━━━ DATASET EXTRACT ━━━
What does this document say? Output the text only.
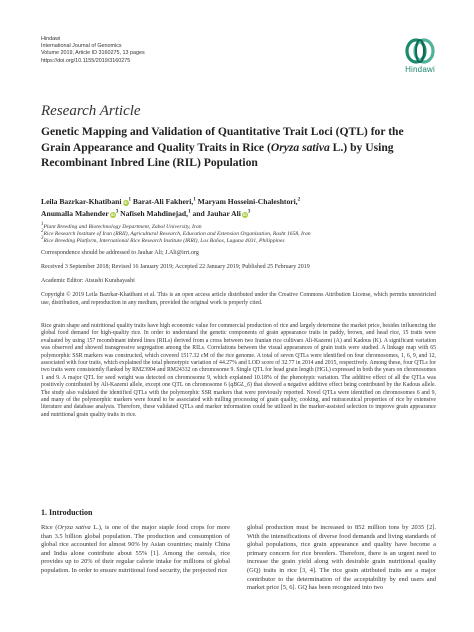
Hindawi
International Journal of Genomics
Volume 2019, Article ID 3160275, 13 pages
https://doi.org/10.1155/2019/3160275
Hindawi
Research Article
Genetic Mapping and Validation of Quantitative Trait Loci (QTL) for the Grain Appearance and Quality Traits in Rice (Oryza sativa L.) by Using Recombinant Inbred Line (RIL) Population
Leila Bazrkar-Khatibani $iD^1$ Barat-Ali Fakheri,$^1$ Maryam Hosseini-Chaleshtori,$^2$
Anumalla Mahender $iD^3$ Nafiseh Mahdinejad,$^1$ and Jauhar Ali $iD^3$
$^1$Plant Breeding and Biotechnology Department, Zabol University, Iran
$^2$Rice Research Institute of Iran (RRII), Agricultural Research, Education and Extension Organization, Rasht 1658, Iran
$^3$Rice Breeding Platform, International Rice Research Institute (IRRI), Los Baños, Laguna 4031, Philippines
Correspondence should be addressed to Jauhar Ali; J.Ali@irri.org
Received 3 September 2018; Revised 16 January 2019; Accepted 22 January 2019; Published 25 February 2019
Academic Editor: Atsushi Kurabayashi
Copyright © 2019 Leila Bazrkar-Khatibani et al. This is an open access article distributed under the Creative Commons Attribution License, which permits unrestricted use, distribution, and reproduction in any medium, provided the original work is properly cited.
Rice grain shape and nutritional quality traits have high economic value for commercial production of rice and largely determine the market price, besides influencing the global food demand for high-quality rice. In order to understand the genetic components of grain appearance traits in paddy, brown, and head rice, 15 traits were evaluated by using 157 recombinant inbred lines (RILs) derived from a cross between two Iranian rice cultivars Ali-Kazemi (A) and Kadous (K). A significant variation was observed and showed transgressive segregation among the RILs. Correlations between the visual appearances of grain traits were studied. A linkage map with 65 polymorphic SSR markers was constructed, which covered 1517.32 cM of the rice genome. A total of seven QTLs were identified on four chromosomes, 1, 6, 9, and 12, associated with four traits, which explained the total phenotypic variation of 44.27% and LOD score of 32.77 in 2014 and 2015, respectively. Among these, four QTLs for two traits were consistently flanked by RM23904 and RM24332 on chromosome 9. Single QTL for head grain length (HGL) expressed in both the years on chromosomes 1 and 9. A major QTL for seed weight was detected on chromosome 9, which explained 10.18% of the phenotypic variation. The additive effect of all the QTLs was positively contributed by Ali-Kazemi allele, except one QTL on chromosome 6 (qBGL_6) that showed a negative additive effect being contributed by the Kadous allele. The study also validated the identified QTLs with the polymorphic SSR markers that were previously reported. Novel QTLs were identified on chromosomes 6 and 9, and many of the polymorphic markers were found to be associated with milling processing of grain quality, cooking, and nutraceutical properties of rice by extensive literature and database analysis. Therefore, these validated QTLs and marker information could be utilized in the marker-assisted selection to improve grain appearance and nutritional grain quality traits in rice.
1. Introduction
Rice (Oryza sativa L.), is one of the major staple food crops for more than 3.5 billion global population. The production and consumption of global rice accounted for almost 90% by Asian countries; mainly China and India alone contribute about 55% [1]. Among the cereals, rice provides up to 20% of their regular calorie intake for millions of global population. In order to ensure nutritional food security, the projected rice
global production must be increased to 852 million tons by 2035 [2]. With the intensifications of diverse food demands and living standards of global populations, rice grain appearance and quality have become a primary concern for rice breeders. Therefore, there is an urgent need to increase the grain yield along with desirable grain nutritional quality (GQ) traits in rice [3, 4]. The rice grain attributed traits are a major contributor to the determination of the acceptability by end users and market price [5, 6]. GQ has been recognized into two
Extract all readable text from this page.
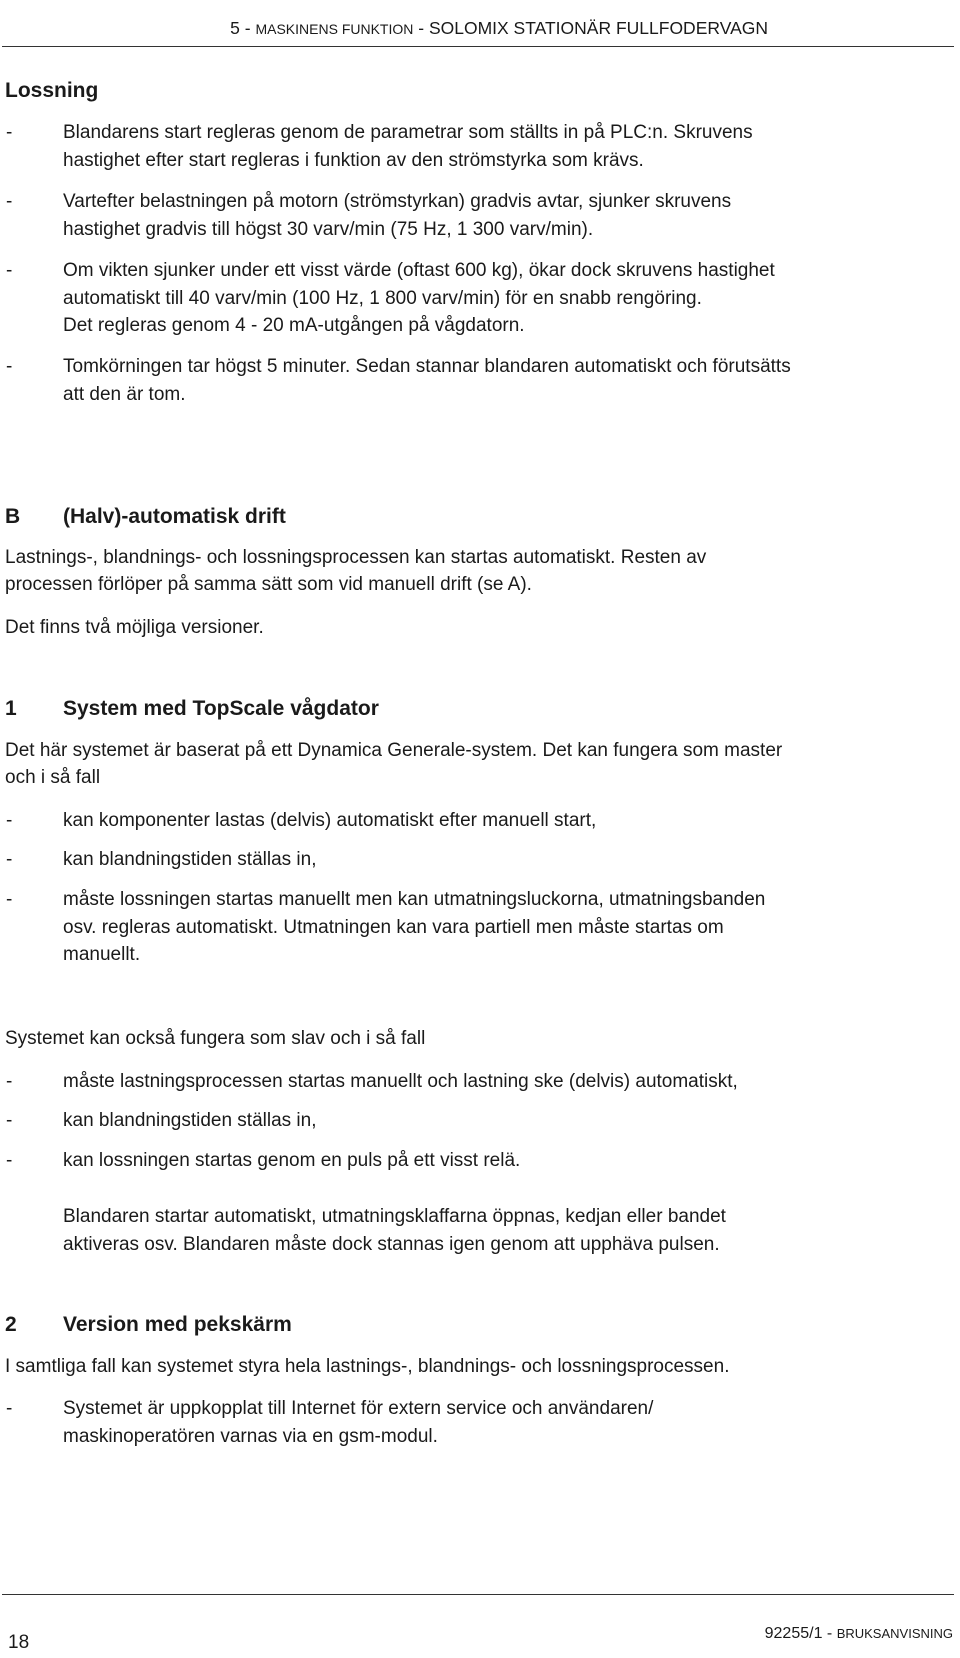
5 - MASKINENS FUNKTION - SOLOMIX STATIONÄR FULLFODERVAGN
Lossning
-	Blandarens start regleras genom de parametrar som ställts in på PLC:n. Skruvens
hastighet efter start regleras i funktion av den strömstyrka som krävs.
-	Vartefter belastningen på motorn (strömstyrkan) gradvis avtar, sjunker skruvens
hastighet gradvis till högst 30 varv/min (75 Hz, 1 300 varv/min).
-	Om vikten sjunker under ett visst värde (oftast 600 kg), ökar dock skruvens hastighet
automatiskt till 40 varv/min (100 Hz, 1 800 varv/min) för en snabb rengöring.
Det regleras genom 4 - 20 mA-utgången på vågdatorn.
-	Tomkörningen tar högst 5 minuter. Sedan stannar blandaren automatiskt och förutsätts
att den är tom.
B (Halv)-automatisk drift
Lastnings-, blandnings- och lossningsprocessen kan startas automatiskt. Resten av
processen förlöper på samma sätt som vid manuell drift (se A).
Det finns två möjliga versioner.
1 System med TopScale vågdator
Det här systemet är baserat på ett Dynamica Generale-system. Det kan fungera som master
och i så fall
-	kan komponenter lastas (delvis) automatiskt efter manuell start,
-	kan blandningstiden ställas in,
-	måste lossningen startas manuellt men kan utmatningsluckorna, utmatningsbanden
osv. regleras automatiskt. Utmatningen kan vara partiell men måste startas om
manuellt.
Systemet kan också fungera som slav och i så fall
-	måste lastningsprocessen startas manuellt och lastning ske (delvis) automatiskt,
-	kan blandningstiden ställas in,
-	kan lossningen startas genom en puls på ett visst relä.
Blandaren startar automatiskt, utmatningsklaffarna öppnas, kedjan eller bandet
aktiveras osv. Blandaren måste dock stannas igen genom att upphäva pulsen.
2 Version med pekskärm
I samtliga fall kan systemet styra hela lastnings-, blandnings- och lossningsprocessen.
-	Systemet är uppkopplat till Internet för extern service och användaren/
maskinoperatören varnas via en gsm-modul.
92255/1 - BRUKSANVISNING
18
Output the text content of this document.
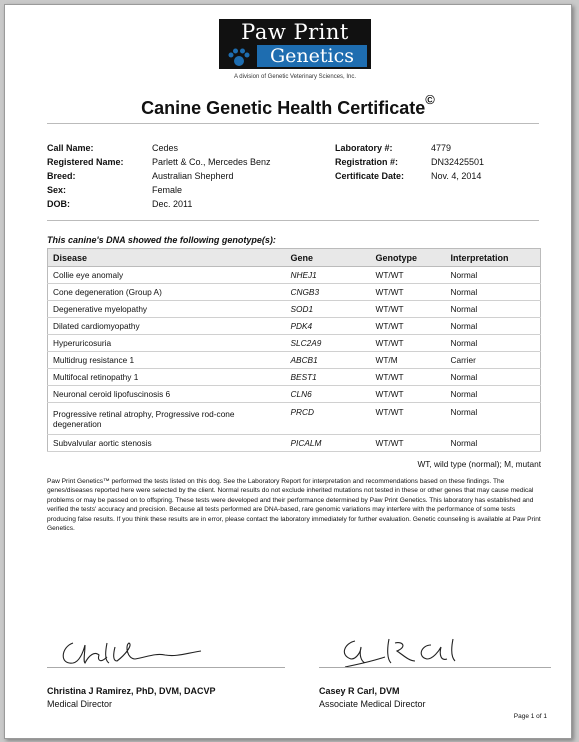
Paw Print
Genetics
A division of Genetic Veterinary Sciences, Inc.
Canine Genetic Health Certificate©
Call Name:	Cedes
Registered Name:	Parlett & Co., Mercedes Benz
Breed:	Australian Shepherd
Sex:	Female
DOB:	Dec. 2011
Laboratory #:	4779
Registration #:	DN32425501
Certificate Date:	Nov. 4, 2014
This canine's DNA showed the following genotype(s):
Disease	Gene	Genotype	Interpretation
Collie eye anomaly	NHEJ1	WT/WT	Normal
Cone degeneration (Group A)	CNGB3	WT/WT	Normal
Degenerative myelopathy	SOD1	WT/WT	Normal
Dilated cardiomyopathy	PDK4	WT/WT	Normal
Hyperuricosuria	SLC2A9	WT/WT	Normal
Multidrug resistance 1	ABCB1	WT/M	Carrier
Multifocal retinopathy 1	BEST1	WT/WT	Normal
Neuronal ceroid lipofuscinosis 6	CLN6	WT/WT	Normal
Progressive retinal atrophy, Progressive rod-cone degeneration	PRCD	WT/WT	Normal
Subvalvular aortic stenosis	PICALM	WT/WT	Normal
WT, wild type (normal); M, mutant
Paw Print Genetics™ performed the tests listed on this dog. See the Laboratory Report for interpretation and recommendations based on these findings. The genes/diseases reported here were selected by the client. Normal results do not exclude inherited mutations not tested in these or other genes that may cause medical problems or may be passed on to offspring. These tests were developed and their performance determined by Paw Print Genetics. This laboratory has established and verified the tests' accuracy and precision. Because all tests performed are DNA-based, rare genomic variations may interfere with the performance of some tests producing false results. If you think these results are in error, please contact the laboratory immediately for further evaluation. Genetic counseling is available at Paw Print Genetics.
Christina J Ramirez, PhD, DVM, DACVP
Medical Director
Casey R Carl, DVM
Associate Medical Director
Page 1 of 1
━━━
Return the data verbatim, leaving out the pictures it holds.

**ANSWER FOR THIS EXERCISE:**
What does this document say? Output the text only.
Hindawi
International Journal of Genomics
Volume 2019, Article ID 3160275, 13 pages
https://doi.org/10.1155/2019/3160275
Hindawi
Research Article
Genetic Mapping and Validation of Quantitative Trait Loci (QTL) for the Grain Appearance and Quality Traits in Rice (Oryza sativa L.) by Using Recombinant Inbred Line (RIL) Population
Leila Bazrkar-Khatibani $iD^1$ Barat-Ali Fakheri,$^1$ Maryam Hosseini-Chaleshtori,$^2$
Anumalla Mahender $iD^3$ Nafiseh Mahdinejad,$^1$ and Jauhar Ali $iD^3$
$^1$Plant Breeding and Biotechnology Department, Zabol University, Iran
$^2$Rice Research Institute of Iran (RRII), Agricultural Research, Education and Extension Organization, Rasht 1658, Iran
$^3$Rice Breeding Platform, International Rice Research Institute (IRRI), Los Baños, Laguna 4031, Philippines
Correspondence should be addressed to Jauhar Ali; J.Ali@irri.org
Received 3 September 2018; Revised 16 January 2019; Accepted 22 January 2019; Published 25 February 2019
Academic Editor: Atsushi Kurabayashi
Copyright © 2019 Leila Bazrkar-Khatibani et al. This is an open access article distributed under the Creative Commons Attribution License, which permits unrestricted use, distribution, and reproduction in any medium, provided the original work is properly cited.
Rice grain shape and nutritional quality traits have high economic value for commercial production of rice and largely determine the market price, besides influencing the global food demand for high-quality rice. In order to understand the genetic components of grain appearance traits in paddy, brown, and head rice, 15 traits were evaluated by using 157 recombinant inbred lines (RILs) derived from a cross between two Iranian rice cultivars Ali-Kazemi (A) and Kadous (K). A significant variation was observed and showed transgressive segregation among the RILs. Correlations between the visual appearances of grain traits were studied. A linkage map with 65 polymorphic SSR markers was constructed, which covered 1517.32 cM of the rice genome. A total of seven QTLs were identified on four chromosomes, 1, 6, 9, and 12, associated with four traits, which explained the total phenotypic variation of 44.27% and LOD score of 32.77 in 2014 and 2015, respectively. Among these, four QTLs for two traits were consistently flanked by RM23904 and RM24332 on chromosome 9. Single QTL for head grain length (HGL) expressed in both the years on chromosomes 1 and 9. A major QTL for seed weight was detected on chromosome 9, which explained 10.18% of the phenotypic variation. The additive effect of all the QTLs was positively contributed by Ali-Kazemi allele, except one QTL on chromosome 6 (qBGL_6) that showed a negative additive effect being contributed by the Kadous allele. The study also validated the identified QTLs with the polymorphic SSR markers that were previously reported. Novel QTLs were identified on chromosomes 6 and 9, and many of the polymorphic markers were found to be associated with milling processing of grain quality, cooking, and nutraceutical properties of rice by extensive literature and database analysis. Therefore, these validated QTLs and marker information could be utilized in the marker-assisted selection to improve grain appearance and nutritional grain quality traits in rice.
1. Introduction
Rice (Oryza sativa L.), is one of the major staple food crops for more than 3.5 billion global population. The production and consumption of global rice accounted for almost 90% by Asian countries; mainly China and India alone contribute about 55% [1]. Among the cereals, rice provides up to 20% of their regular calorie intake for millions of global population. In order to ensure nutritional food security, the projected rice
global production must be increased to 852 million tons by 2035 [2]. With the intensifications of diverse food demands and living standards of global populations, rice grain appearance and quality have become a primary concern for rice breeders. Therefore, there is an urgent need to increase the grain yield along with desirable grain nutritional quality (GQ) traits in rice [3, 4]. The rice grain attributed traits are a major contributor to the determination of the acceptability by end users and market price [5, 6]. GQ has been recognized into two
Extract all readable text from this page.
5 - MASKINENS FUNKTION - SOLOMIX STATIONÄR FULLFODERVAGN
Lossning
-	Blandarens start regleras genom de parametrar som ställts in på PLC:n. Skruvens
hastighet efter start regleras i funktion av den strömstyrka som krävs.
-	Vartefter belastningen på motorn (strömstyrkan) gradvis avtar, sjunker skruvens
hastighet gradvis till högst 30 varv/min (75 Hz, 1 300 varv/min).
-	Om vikten sjunker under ett visst värde (oftast 600 kg), ökar dock skruvens hastighet
automatiskt till 40 varv/min (100 Hz, 1 800 varv/min) för en snabb rengöring.
Det regleras genom 4 - 20 mA-utgången på vågdatorn.
-	Tomkörningen tar högst 5 minuter. Sedan stannar blandaren automatiskt och förutsätts
att den är tom.
B (Halv)-automatisk drift
Lastnings-, blandnings- och lossningsprocessen kan startas automatiskt. Resten av
processen förlöper på samma sätt som vid manuell drift (se A).
Det finns två möjliga versioner.
1 System med TopScale vågdator
Det här systemet är baserat på ett Dynamica Generale-system. Det kan fungera som master
och i så fall
-	kan komponenter lastas (delvis) automatiskt efter manuell start,
-	kan blandningstiden ställas in,
-	måste lossningen startas manuellt men kan utmatningsluckorna, utmatningsbanden
osv. regleras automatiskt. Utmatningen kan vara partiell men måste startas om
manuellt.
Systemet kan också fungera som slav och i så fall
-	måste lastningsprocessen startas manuellt och lastning ske (delvis) automatiskt,
-	kan blandningstiden ställas in,
-	kan lossningen startas genom en puls på ett visst relä.
Blandaren startar automatiskt, utmatningsklaffarna öppnas, kedjan eller bandet
aktiveras osv. Blandaren måste dock stannas igen genom att upphäva pulsen.
2 Version med pekskärm
I samtliga fall kan systemet styra hela lastnings-, blandnings- och lossningsprocessen.
-	Systemet är uppkopplat till Internet för extern service och användaren/
maskinoperatören varnas via en gsm-modul.
92255/1 - BRUKSANVISNING
18
Output the text content of this document.
Paw Print
Genetics
A division of Genetic Veterinary Sciences, Inc.
Canine Genetic Health Certificate©
Call Name:	Cedes
Registered Name:	Parlett & Co., Mercedes Benz
Breed:	Australian Shepherd
Sex:	Female
DOB:	Dec. 2011
Laboratory #:	4779
Registration #:	DN32425501
Certificate Date:	Nov. 4, 2014
This canine's DNA showed the following genotype(s):
Disease	Gene	Genotype	Interpretation
Collie eye anomaly	NHEJ1	WT/WT	Normal
Cone degeneration (Group A)	CNGB3	WT/WT	Normal
Degenerative myelopathy	SOD1	WT/WT	Normal
Dilated cardiomyopathy	PDK4	WT/WT	Normal
Hyperuricosuria	SLC2A9	WT/WT	Normal
Multidrug resistance 1	ABCB1	WT/M	Carrier
Multifocal retinopathy 1	BEST1	WT/WT	Normal
Neuronal ceroid lipofuscinosis 6	CLN6	WT/WT	Normal
Progressive retinal atrophy, Progressive rod-cone degeneration	PRCD	WT/WT	Normal
Subvalvular aortic stenosis	PICALM	WT/WT	Normal
WT, wild type (normal); M, mutant
Paw Print Genetics™ performed the tests listed on this dog. See the Laboratory Report for interpretation and recommendations based on these findings. The genes/diseases reported here were selected by the client. Normal results do not exclude inherited mutations not tested in these or other genes that may cause medical problems or may be passed on to offspring. These tests were developed and their performance determined by Paw Print Genetics. This laboratory has established and verified the tests' accuracy and precision. Because all tests performed are DNA-based, rare genomic variations may interfere with the performance of some tests producing false results. If you think these results are in error, please contact the laboratory immediately for further evaluation. Genetic counseling is available at Paw Print Genetics.
Christina J Ramirez, PhD, DVM, DACVP
Medical Director
Casey R Carl, DVM
Associate Medical Director
Page 1 of 1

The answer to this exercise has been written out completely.